▶ [Exercise details]
Collect each line containing "各种防护设施".

▶ [Dataset extract]
□ □ □ □ □

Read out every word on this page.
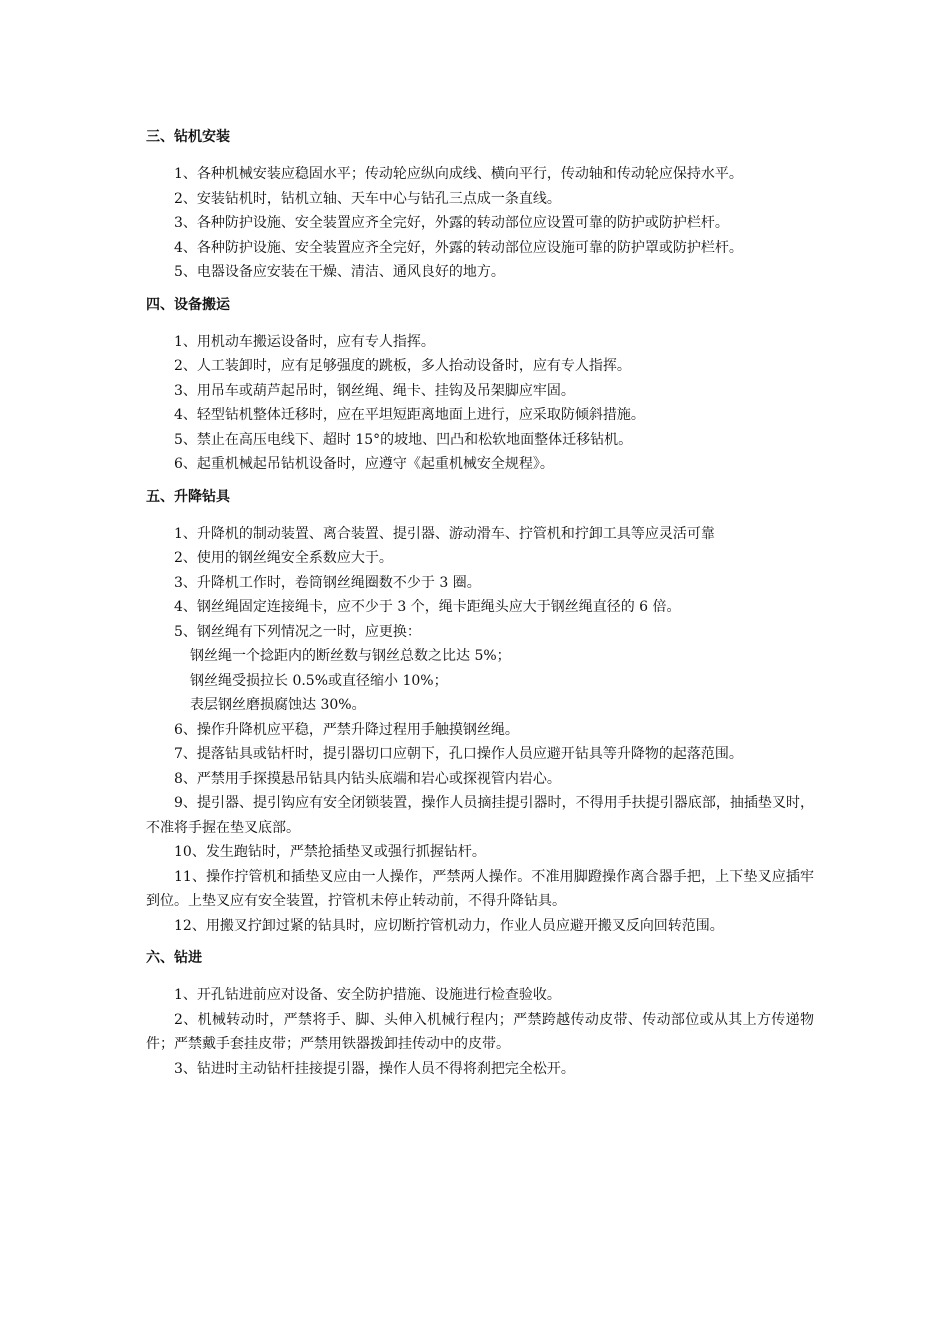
三、钻机安装

1、各种机械安装应稳固水平；传动轮应纵向成线、横向平行，传动轴和传动轮应保持水平。

2、安装钻机时，钻机立轴、天车中心与钻孔三点成一条直线。

3、各种防护设施、安全装置应齐全完好，外露的转动部位应设置可靠的防护或防护栏杆。

4、各种防护设施、安全装置应齐全完好，外露的转动部位应设施可靠的防护罩或防护栏杆。

5、电器设备应安装在干燥、清洁、通风良好的地方。

四、设备搬运

1、用机动车搬运设备时，应有专人指挥。

2、人工装卸时，应有足够强度的跳板，多人抬动设备时，应有专人指挥。

3、用吊车或葫芦起吊时，钢丝绳、绳卡、挂钩及吊架脚应牢固。

4、轻型钻机整体迁移时，应在平坦短距离地面上进行，应采取防倾斜措施。

5、禁止在高压电线下、超时 15°的坡地、凹凸和松软地面整体迁移钻机。

6、起重机械起吊钻机设备时，应遵守《起重机械安全规程》。

五、升降钻具

1、升降机的制动装置、离合装置、提引器、游动滑车、拧管机和拧卸工具等应灵活可靠

2、使用的钢丝绳安全系数应大于。

3、升降机工作时，卷筒钢丝绳圈数不少于 3 圈。

4、钢丝绳固定连接绳卡，应不少于 3 个，绳卡距绳头应大于钢丝绳直径的 6 倍。

5、钢丝绳有下列情况之一时，应更换：

钢丝绳一个捻距内的断丝数与钢丝总数之比达 5%；

钢丝绳受损拉长 0.5%或直径缩小 10%；

表层钢丝磨损腐蚀达 30%。

6、操作升降机应平稳，严禁升降过程用手触摸钢丝绳。

7、提落钻具或钻杆时，提引器切口应朝下，孔口操作人员应避开钻具等升降物的起落范围。

8、严禁用手探摸悬吊钻具内钻头底端和岩心或探视管内岩心。

9、提引器、提引钩应有安全闭锁装置，操作人员摘挂提引器时，不得用手扶提引器底部，抽插垫叉时，不准将手握在垫叉底部。

10、发生跑钻时，严禁抢插垫叉或强行抓握钻杆。

11、操作拧管机和插垫叉应由一人操作，严禁两人操作。不准用脚蹬操作离合器手把，上下垫叉应插牢到位。上垫叉应有安全装置，拧管机未停止转动前，不得升降钻具。

12、用搬叉拧卸过紧的钻具时，应切断拧管机动力，作业人员应避开搬叉反向回转范围。

六、钻进

1、开孔钻进前应对设备、安全防护措施、设施进行检查验收。

2、机械转动时，严禁将手、脚、头伸入机械行程内；严禁跨越传动皮带、传动部位或从其上方传递物件；严禁戴手套挂皮带；严禁用铁器拨卸挂传动中的皮带。

3、钻进时主动钻杆挂接提引器，操作人员不得将刹把完全松开。
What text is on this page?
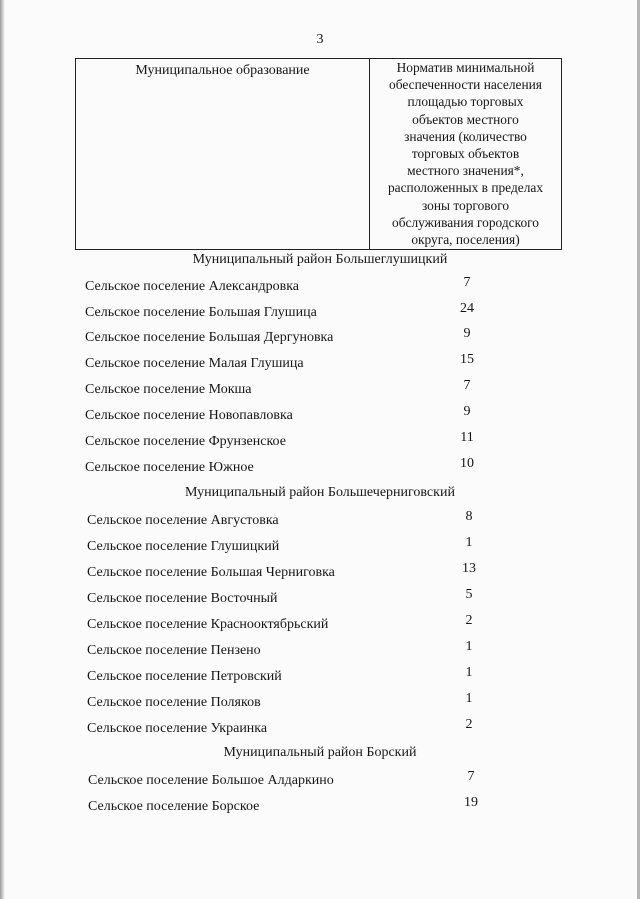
3
Муниципальное образование	Норматив минимальной
обеспеченности населения
площадью торговых
объектов местного
значения (количество
торговых объектов
местного значения*,
расположенных в пределах
зоны торгового
обслуживания городского
округа, поселения)
Муниципальный район Большеглушицкий
Сельское поселение Александровка	7
Сельское поселение Большая Глушица	24
Сельское поселение Большая Дергуновка	9
Сельское поселение Малая Глушица	15
Сельское поселение Мокша	7
Сельское поселение Новопавловка	9
Сельское поселение Фрунзенское	11
Сельское поселение Южное	10
Муниципальный район Большечерниговский
Сельское поселение Августовка	8
Сельское поселение Глушицкий	1
Сельское поселение Большая Черниговка	13
Сельское поселение Восточный	5
Сельское поселение Краснооктябрьский	2
Сельское поселение Пензено	1
Сельское поселение Петровский	1
Сельское поселение Поляков	1
Сельское поселение Украинка	2
Муниципальный район Борский
Сельское поселение Большое Алдаркино	7
Сельское поселение Борское	19
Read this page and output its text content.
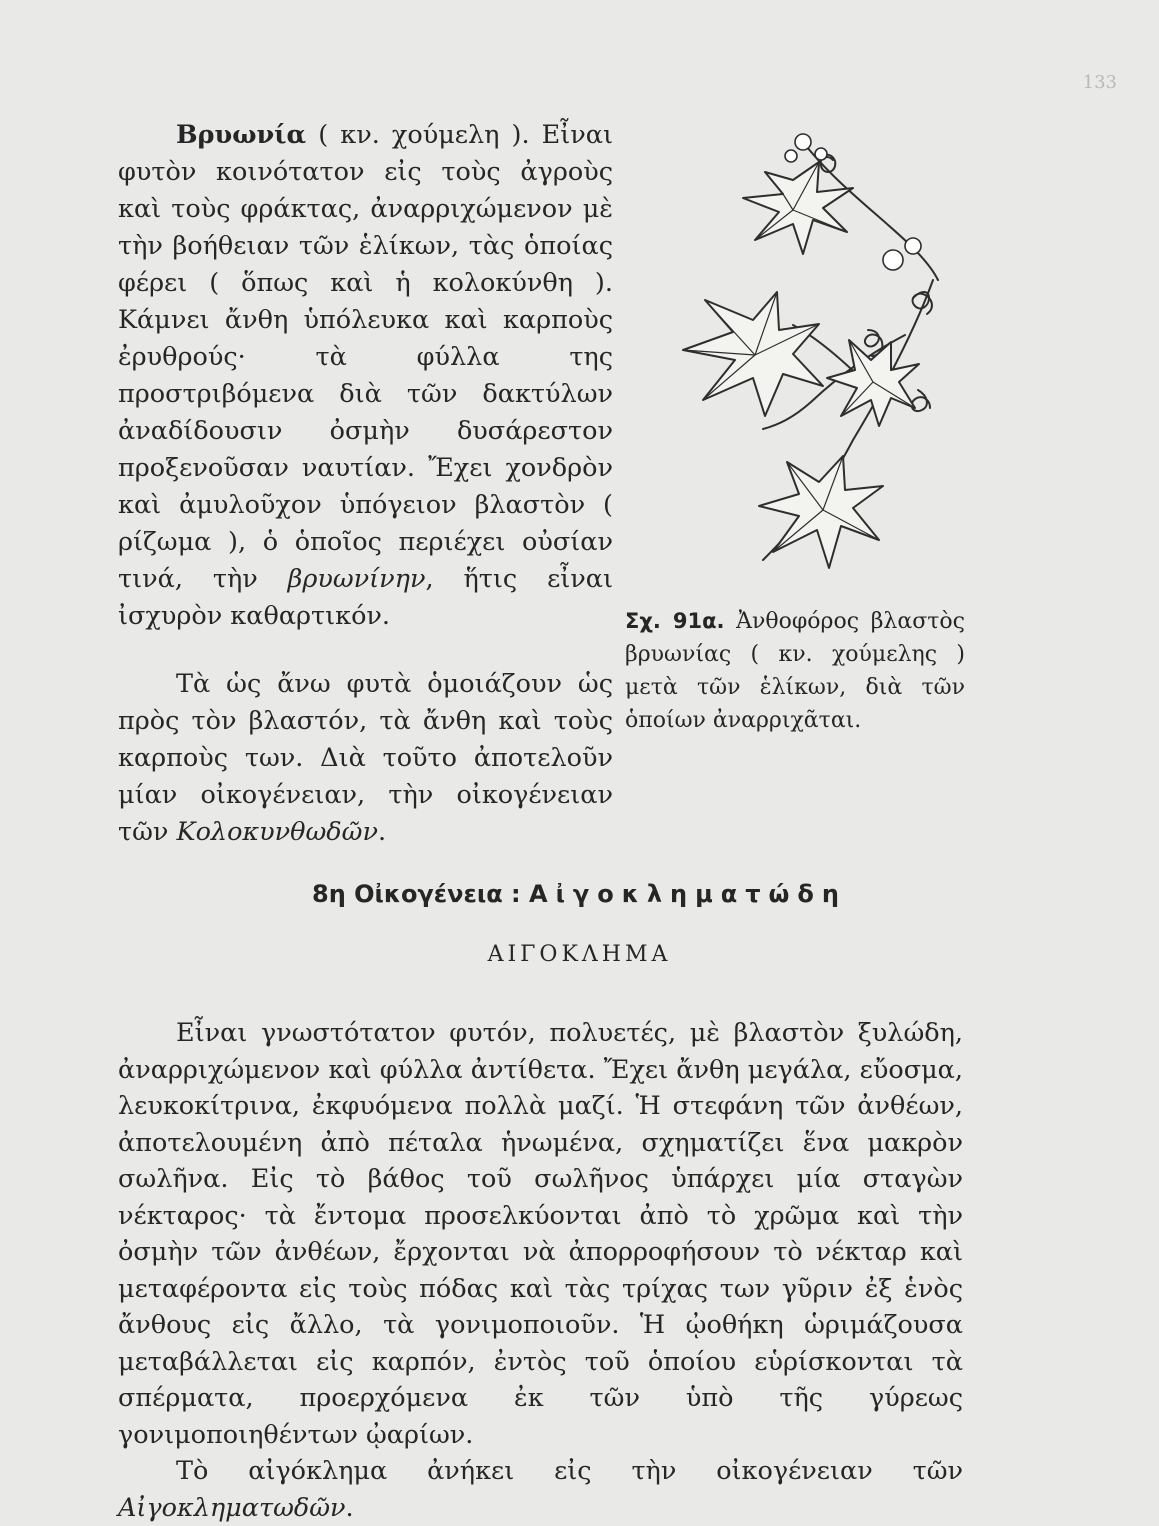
133

Βρυωνία ( κν. χούμελη ). Εἶναι φυτὸν κοινότατον εἰς τοὺς ἀγροὺς καὶ τοὺς φράκτας, ἀναρριχώμενον μὲ τὴν βοήθειαν τῶν ἑλίκων, τὰς ὁποίας φέρει ( ὅπως καὶ ἡ κολοκύνθη ). Κάμνει ἄνθη ὑπόλευκα καὶ καρποὺς ἐρυθρούς· τὰ φύλλα της προστριβόμενα διὰ τῶν δακτύλων ἀναδίδουσιν ὀσμὴν δυσάρεστον προξενοῦσαν ναυτίαν. Ἔχει χονδρὸν καὶ ἀμυλοῦχον ὑπόγειον βλαστὸν ( ρίζωμα ), ὁ ὁποῖος περιέχει οὐσίαν τινά, τὴν βρυωνίνην, ἥτις εἶναι ἰσχυρὸν καθαρτικόν.

Τὰ ὡς ἄνω φυτὰ ὁμοιάζουν ὡς πρὸς τὸν βλαστόν, τὰ ἄνθη καὶ τοὺς καρποὺς των. Διὰ τοῦτο ἀποτελοῦν μίαν οἰκογένειαν, τὴν οἰκογένειαν τῶν Κολοκυνθωδῶν.

Σχ. 91α. Ἀνθοφόρος βλαστὸς βρυωνίας ( κν. χούμελης ) μετὰ τῶν ἑλίκων, διὰ τῶν ὁποίων ἀναρριχᾶται.
8η Οἰκογένεια : Αἰγοκληματώδη
ΑΙΓΟΚΛΗΜΑ

Εἶναι γνωστότατον φυτόν, πολυετές, μὲ βλαστὸν ξυλώδη, ἀναρριχώμενον καὶ φύλλα ἀντίθετα. Ἔχει ἄνθη μεγάλα, εὔοσμα, λευκοκίτρινα, ἐκφυόμενα πολλὰ μαζί. Ἡ στεφάνη τῶν ἀνθέων, ἀποτελουμένη ἀπὸ πέταλα ἡνωμένα, σχηματίζει ἕνα μακρὸν σωλῆνα. Εἰς τὸ βάθος τοῦ σωλῆνος ὑπάρχει μία σταγὼν νέκταρος· τὰ ἔντομα προσελκύονται ἀπὸ τὸ χρῶμα καὶ τὴν ὀσμὴν τῶν ἀνθέων, ἔρχονται νὰ ἀπορροφήσουν τὸ νέκταρ καὶ μεταφέροντα εἰς τοὺς πόδας καὶ τὰς τρίχας των γῦριν ἐξ ἑνὸς ἄνθους εἰς ἄλλο, τὰ γονιμοποιοῦν. Ἡ ᾠοθήκη ὡριμάζουσα μεταβάλλεται εἰς καρπόν, ἐντὸς τοῦ ὁποίου εὑρίσκονται τὰ σπέρματα, προερχόμενα ἐκ τῶν ὑπὸ τῆς γύρεως γονιμοποιηθέντων ᾠαρίων.

Τὸ αἰγόκλημα ἀνήκει εἰς τὴν οἰκογένειαν τῶν Αἰγοκληματωδῶν.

□ □ □ □ □

▶ [The result]
3、各种防护设施、安全装置应齐全完好，外露的转动部位应设置可靠的防护或防护栏杆。
4、各种防护设施、安全装置应齐全完好，外露的转动部位应设施可靠的防护罩或防护栏杆。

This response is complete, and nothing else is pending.